The data Start Marker

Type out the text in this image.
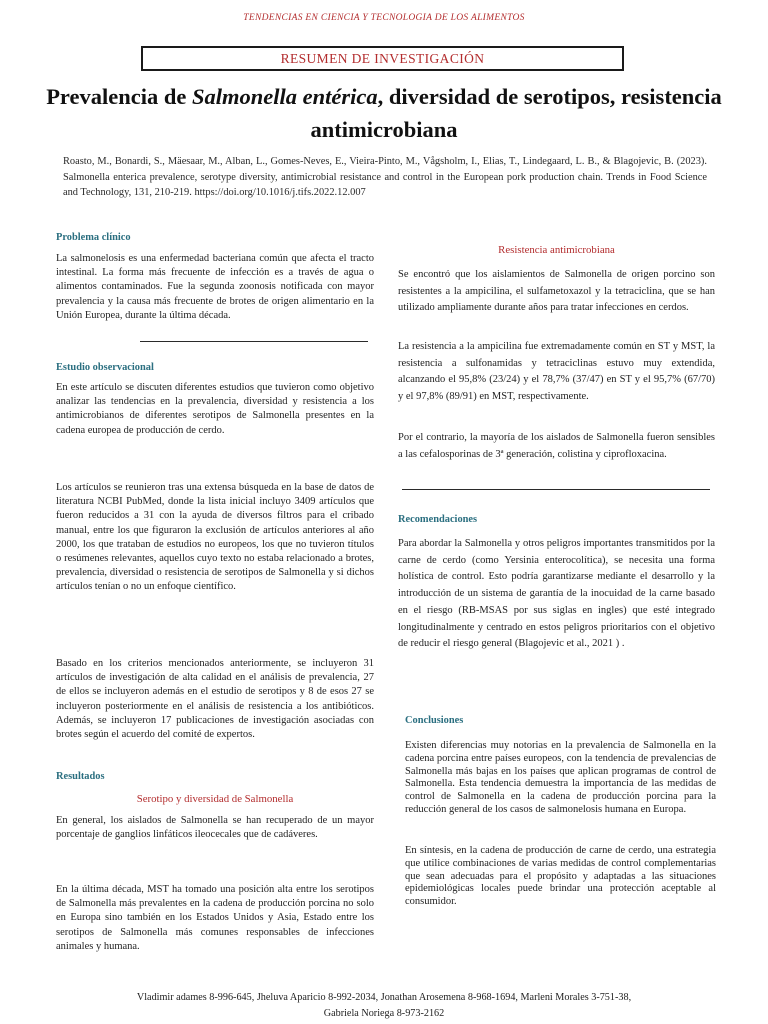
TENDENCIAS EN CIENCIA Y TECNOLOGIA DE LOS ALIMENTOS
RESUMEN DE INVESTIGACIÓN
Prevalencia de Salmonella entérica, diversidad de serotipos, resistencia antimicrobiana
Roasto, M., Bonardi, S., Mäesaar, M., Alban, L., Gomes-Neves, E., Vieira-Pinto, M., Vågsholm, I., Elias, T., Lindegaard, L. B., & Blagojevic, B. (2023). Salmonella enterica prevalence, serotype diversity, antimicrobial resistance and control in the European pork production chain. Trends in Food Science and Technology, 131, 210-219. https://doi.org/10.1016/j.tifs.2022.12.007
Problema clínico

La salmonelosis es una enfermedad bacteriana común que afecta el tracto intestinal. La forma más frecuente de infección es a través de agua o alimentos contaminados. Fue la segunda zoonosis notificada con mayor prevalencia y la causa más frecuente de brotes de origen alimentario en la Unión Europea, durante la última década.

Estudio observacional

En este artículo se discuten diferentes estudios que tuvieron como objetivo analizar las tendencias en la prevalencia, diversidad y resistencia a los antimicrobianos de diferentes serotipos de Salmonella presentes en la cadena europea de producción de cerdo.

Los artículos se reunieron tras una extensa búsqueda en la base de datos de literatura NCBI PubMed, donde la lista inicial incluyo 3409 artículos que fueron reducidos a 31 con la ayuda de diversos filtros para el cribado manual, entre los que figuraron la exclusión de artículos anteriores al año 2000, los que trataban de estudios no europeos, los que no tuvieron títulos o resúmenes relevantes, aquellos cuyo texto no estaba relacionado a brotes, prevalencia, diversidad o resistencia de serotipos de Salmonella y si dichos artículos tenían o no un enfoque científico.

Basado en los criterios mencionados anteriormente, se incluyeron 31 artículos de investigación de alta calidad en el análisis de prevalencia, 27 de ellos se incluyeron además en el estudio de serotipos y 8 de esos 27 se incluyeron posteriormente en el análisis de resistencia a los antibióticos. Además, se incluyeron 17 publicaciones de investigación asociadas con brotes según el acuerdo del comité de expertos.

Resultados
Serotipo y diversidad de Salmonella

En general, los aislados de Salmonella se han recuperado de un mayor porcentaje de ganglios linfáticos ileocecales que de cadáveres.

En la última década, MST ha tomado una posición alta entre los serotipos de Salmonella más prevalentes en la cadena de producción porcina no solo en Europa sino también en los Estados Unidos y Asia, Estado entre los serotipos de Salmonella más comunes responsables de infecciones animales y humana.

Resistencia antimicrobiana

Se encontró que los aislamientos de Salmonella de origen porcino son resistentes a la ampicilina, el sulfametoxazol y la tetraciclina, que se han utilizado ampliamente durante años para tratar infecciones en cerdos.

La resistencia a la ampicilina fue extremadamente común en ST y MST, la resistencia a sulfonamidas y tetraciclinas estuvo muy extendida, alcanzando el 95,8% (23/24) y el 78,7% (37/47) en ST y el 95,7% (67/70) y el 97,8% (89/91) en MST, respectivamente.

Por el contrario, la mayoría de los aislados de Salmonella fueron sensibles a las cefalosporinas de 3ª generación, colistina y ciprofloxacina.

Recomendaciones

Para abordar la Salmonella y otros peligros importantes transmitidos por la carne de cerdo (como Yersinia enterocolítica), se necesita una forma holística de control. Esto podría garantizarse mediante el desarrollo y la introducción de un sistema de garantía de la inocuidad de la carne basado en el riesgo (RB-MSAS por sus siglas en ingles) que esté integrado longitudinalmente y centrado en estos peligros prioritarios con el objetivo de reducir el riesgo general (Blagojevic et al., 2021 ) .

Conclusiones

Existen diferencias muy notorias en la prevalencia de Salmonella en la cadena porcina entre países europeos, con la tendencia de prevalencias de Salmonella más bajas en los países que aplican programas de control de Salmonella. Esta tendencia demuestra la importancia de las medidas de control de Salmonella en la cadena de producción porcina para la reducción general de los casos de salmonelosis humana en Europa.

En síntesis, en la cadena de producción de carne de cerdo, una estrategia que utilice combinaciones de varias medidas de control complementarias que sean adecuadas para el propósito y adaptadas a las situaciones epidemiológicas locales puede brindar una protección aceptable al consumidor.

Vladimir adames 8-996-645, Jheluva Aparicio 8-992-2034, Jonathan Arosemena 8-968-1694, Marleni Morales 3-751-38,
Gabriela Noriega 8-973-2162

The data End Marker

Show each line of the records above containing "como".

En este artículo se discuten diferentes estudios que tuvieron como objetivo analizar las tendencias en la prevalencia, diversidad y resistencia a los antimicrobianos de diferentes serotipos de Salmonella presentes en la cadena europea de producción de cerdo.
Para abordar la Salmonella y otros peligros importantes transmitidos por la carne de cerdo (como Yersinia enterocolítica), se necesita una forma holística de control. Esto podría garantizarse mediante el desarrollo y la introducción de un sistema de garantía de la inocuidad de la carne basado en el riesgo (RB-MSAS por sus siglas en ingles) que esté integrado longitudinalmente y centrado en estos peligros prioritarios con el objetivo de reducir el riesgo general (Blagojevic et al., 2021 ) .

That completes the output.